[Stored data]

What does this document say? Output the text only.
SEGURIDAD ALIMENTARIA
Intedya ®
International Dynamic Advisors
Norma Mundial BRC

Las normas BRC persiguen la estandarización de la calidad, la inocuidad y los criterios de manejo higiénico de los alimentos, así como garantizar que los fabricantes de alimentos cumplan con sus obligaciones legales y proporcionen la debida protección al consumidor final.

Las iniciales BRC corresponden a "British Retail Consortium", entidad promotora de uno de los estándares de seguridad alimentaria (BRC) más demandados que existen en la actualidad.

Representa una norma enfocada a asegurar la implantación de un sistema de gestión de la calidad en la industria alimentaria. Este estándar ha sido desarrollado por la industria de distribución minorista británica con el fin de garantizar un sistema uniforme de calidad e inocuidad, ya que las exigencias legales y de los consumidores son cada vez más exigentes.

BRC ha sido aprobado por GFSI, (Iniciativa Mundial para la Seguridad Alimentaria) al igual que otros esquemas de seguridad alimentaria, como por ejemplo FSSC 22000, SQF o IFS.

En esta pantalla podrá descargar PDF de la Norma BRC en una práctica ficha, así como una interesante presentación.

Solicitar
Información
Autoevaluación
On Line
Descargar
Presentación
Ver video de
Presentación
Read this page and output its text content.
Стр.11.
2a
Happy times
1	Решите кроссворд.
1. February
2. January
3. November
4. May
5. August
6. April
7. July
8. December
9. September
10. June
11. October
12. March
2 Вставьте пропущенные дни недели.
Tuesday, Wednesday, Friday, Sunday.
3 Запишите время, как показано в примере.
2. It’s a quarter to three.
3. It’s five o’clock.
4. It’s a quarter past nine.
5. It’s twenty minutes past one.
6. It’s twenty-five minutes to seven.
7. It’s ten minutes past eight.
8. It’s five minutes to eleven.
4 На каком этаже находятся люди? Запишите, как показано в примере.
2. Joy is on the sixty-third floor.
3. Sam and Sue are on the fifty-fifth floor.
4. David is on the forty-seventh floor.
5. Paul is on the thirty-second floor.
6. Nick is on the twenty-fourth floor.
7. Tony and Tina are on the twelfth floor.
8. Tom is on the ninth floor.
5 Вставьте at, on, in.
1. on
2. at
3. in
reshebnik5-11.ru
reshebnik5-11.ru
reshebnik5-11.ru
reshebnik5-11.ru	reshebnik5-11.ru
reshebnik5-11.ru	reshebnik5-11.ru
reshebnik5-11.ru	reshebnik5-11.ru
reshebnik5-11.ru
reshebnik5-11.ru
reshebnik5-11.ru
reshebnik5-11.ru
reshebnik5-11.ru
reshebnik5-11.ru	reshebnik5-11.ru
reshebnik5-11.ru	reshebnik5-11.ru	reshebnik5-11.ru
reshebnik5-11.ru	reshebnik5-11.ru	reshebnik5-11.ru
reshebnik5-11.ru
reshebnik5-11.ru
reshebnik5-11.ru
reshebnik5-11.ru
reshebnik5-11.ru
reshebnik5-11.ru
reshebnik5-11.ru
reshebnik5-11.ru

## YOUR GOAL
Repeat all of the entries exactly.

## SOLUTION
What does this document say? Output the text only.
SEGURIDAD ALIMENTARIA
Intedya ®
International Dynamic Advisors
Norma Mundial BRC

Las normas BRC persiguen la estandarización de la calidad, la inocuidad y los criterios de manejo higiénico de los alimentos, así como garantizar que los fabricantes de alimentos cumplan con sus obligaciones legales y proporcionen la debida protección al consumidor final.

Las iniciales BRC corresponden a "British Retail Consortium", entidad promotora de uno de los estándares de seguridad alimentaria (BRC) más demandados que existen en la actualidad.

Representa una norma enfocada a asegurar la implantación de un sistema de gestión de la calidad en la industria alimentaria. Este estándar ha sido desarrollado por la industria de distribución minorista británica con el fin de garantizar un sistema uniforme de calidad e inocuidad, ya que las exigencias legales y de los consumidores son cada vez más exigentes.

BRC ha sido aprobado por GFSI, (Iniciativa Mundial para la Seguridad Alimentaria) al igual que otros esquemas de seguridad alimentaria, como por ejemplo FSSC 22000, SQF o IFS.

En esta pantalla podrá descargar PDF de la Norma BRC en una práctica ficha, así como una interesante presentación.

Solicitar
Información
Autoevaluación
On Line
Descargar
Presentación
Ver video de
Presentación
Read this page and output its text content.
Стр.11.
2a
Happy times
1	Решите кроссворд.
1. February
2. January
3. November
4. May
5. August
6. April
7. July
8. December
9. September
10. June
11. October
12. March
2 Вставьте пропущенные дни недели.
Tuesday, Wednesday, Friday, Sunday.
3 Запишите время, как показано в примере.
2. It’s a quarter to three.
3. It’s five o’clock.
4. It’s a quarter past nine.
5. It’s twenty minutes past one.
6. It’s twenty-five minutes to seven.
7. It’s ten minutes past eight.
8. It’s five minutes to eleven.
4 На каком этаже находятся люди? Запишите, как показано в примере.
2. Joy is on the sixty-third floor.
3. Sam and Sue are on the fifty-fifth floor.
4. David is on the forty-seventh floor.
5. Paul is on the thirty-second floor.
6. Nick is on the twenty-fourth floor.
7. Tony and Tina are on the twelfth floor.
8. Tom is on the ninth floor.
5 Вставьте at, on, in.
1. on
2. at
3. in
reshebnik5-11.ru
reshebnik5-11.ru
reshebnik5-11.ru
reshebnik5-11.ru	reshebnik5-11.ru
reshebnik5-11.ru	reshebnik5-11.ru
reshebnik5-11.ru	reshebnik5-11.ru
reshebnik5-11.ru
reshebnik5-11.ru
reshebnik5-11.ru
reshebnik5-11.ru
reshebnik5-11.ru
reshebnik5-11.ru	reshebnik5-11.ru
reshebnik5-11.ru	reshebnik5-11.ru	reshebnik5-11.ru
reshebnik5-11.ru	reshebnik5-11.ru	reshebnik5-11.ru
reshebnik5-11.ru
reshebnik5-11.ru
reshebnik5-11.ru
reshebnik5-11.ru
reshebnik5-11.ru
reshebnik5-11.ru
reshebnik5-11.ru
reshebnik5-11.ru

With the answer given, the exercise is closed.